=== THE EXERCISE ===
Below are the records; locate each line with the word "AUDIO" and copy it.

=== THE DATA ===
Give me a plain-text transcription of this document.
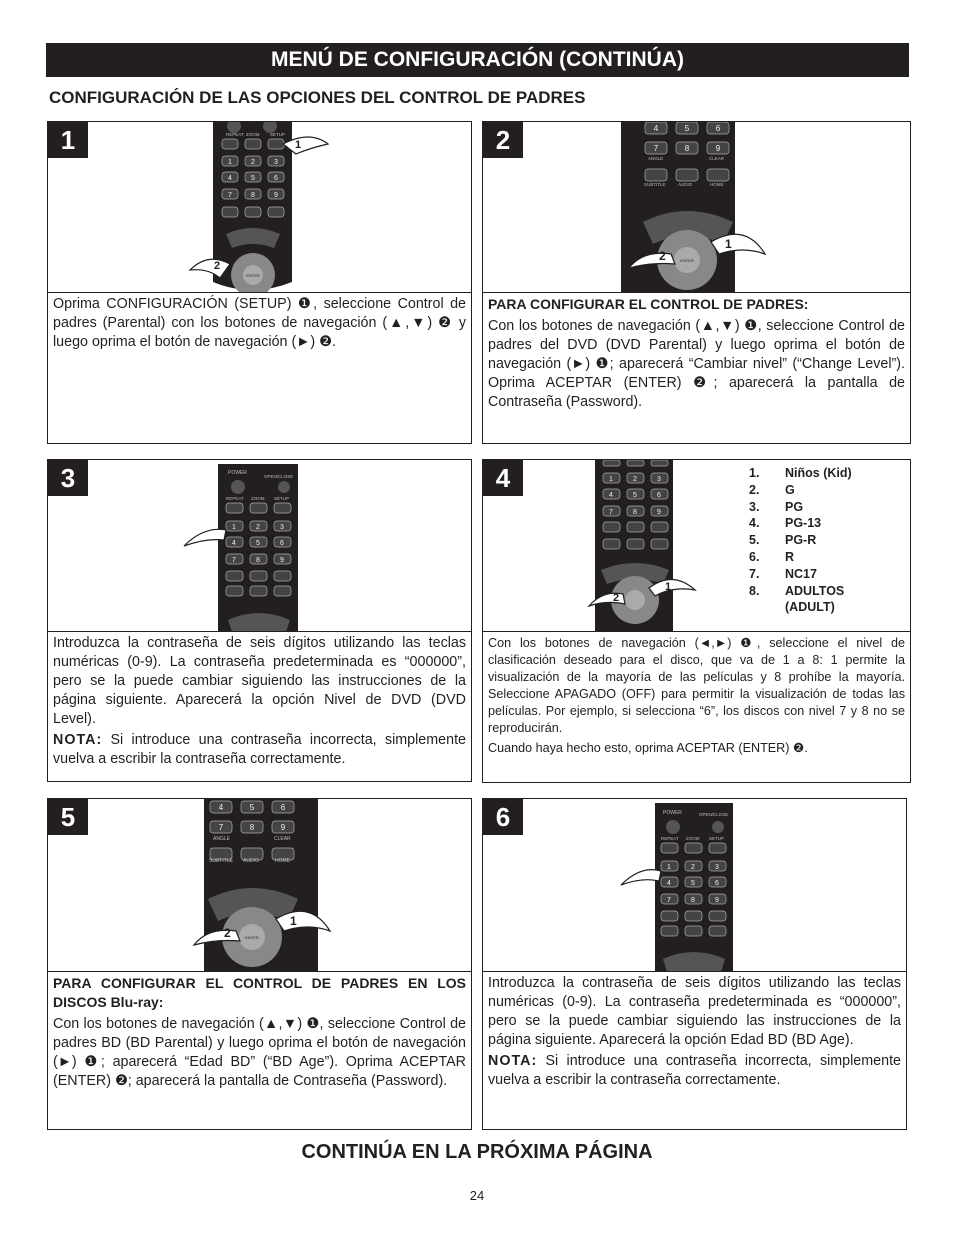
MENÚ DE CONFIGURACIÓN (CONTINÚA)
CONFIGURACIÓN DE LAS OPCIONES DEL CONTROL DE PADRES
1	REPEAT ZOOM SETUP
1	2	3
4	5	6
7	8	9
ENTER
1
2

Oprima CONFIGURACIÓN (SETUP) ❶, seleccione Control de padres (Parental) con los botones de navegación (▲,▼) ❷ y luego oprima el botón de navegación (►) ❷.

2	4	5	6
7	8	9
ANGLE	CLEAR
SUBTITLE	AUDIO	HOME
ENTER
1
2

PARA CONFIGURAR EL CONTROL DE PADRES:

Con los botones de navegación (▲,▼) ❶, seleccione Control de padres del DVD (DVD Parental) y luego oprima el botón de navegación (►) ❶; aparecerá “Cambiar nivel” (“Change Level”). Oprima ACEPTAR (ENTER) ❷; aparecerá la pantalla de Contraseña (Password).

3	POWER
OPEN/CLOSE
REPEAT ZOOM SETUP
1	2	3
4	5	6
7	8	9

Introduzca la contraseña de seis dígitos utilizando las teclas numéricas (0-9). La contraseña predeterminada es “000000”, pero se la puede cambiar siguiendo las instrucciones de la página siguiente. Aparecerá la opción Nivel de DVD (DVD Level).

NOTA: Si introduce una contraseña incorrecta, simplemente vuelva a escribir la contraseña correctamente.

4	1	2	3
4	5	6
7	8	9
1
2
1.	Niños (Kid)
2.	G
3.	PG
4.	PG-13
5.	PG-R
6.	R
7.	NC17
8.	ADULTOS
(ADULT)

Con los botones de navegación (◄,►) ❶, seleccione el nivel de clasificación deseado para el disco, que va de 1 a 8: 1 permite la visualización de la mayoría de las películas y 8 prohíbe la mayoría. Seleccione APAGADO (OFF) para permitir la visualización de todas las películas. Por ejemplo, si selecciona “6”, los discos con nivel 7 y 8 no se reproducirán.

Cuando haya hecho esto, oprima ACEPTAR (ENTER) ❷.

5	4	5	6
7	8	9
ANGLE	CLEAR
SUBTITLE AUDIO	HOME
ENTER
1
2

PARA CONFIGURAR EL CONTROL DE PADRES EN LOS DISCOS Blu-ray:

Con los botones de navegación (▲,▼) ❶, seleccione Control de padres BD (BD Parental) y luego oprima el botón de navegación (►) ❶; aparecerá “Edad BD” (“BD Age”). Oprima ACEPTAR (ENTER) ❷; aparecerá la pantalla de Contraseña (Password).

6	POWER	OPEN/CLOSE
REPEAT ZOOM SETUP
1	2	3
4	5	6
7	8	9

Introduzca la contraseña de seis dígitos utilizando las teclas numéricas (0-9). La contraseña predeterminada es “000000”, pero se la puede cambiar siguiendo las instrucciones de la página siguiente. Aparecerá la opción Edad BD (BD Age).

NOTA: Si introduce una contraseña incorrecta, simplemente vuelva a escribir la contraseña correctamente.

CONTINÚA EN LA PRÓXIMA PÁGINA
24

=== WRITTEN RESPONSE ===
SUBTITLE	AUDIO	HOME
SUBTITLE AUDIO	HOME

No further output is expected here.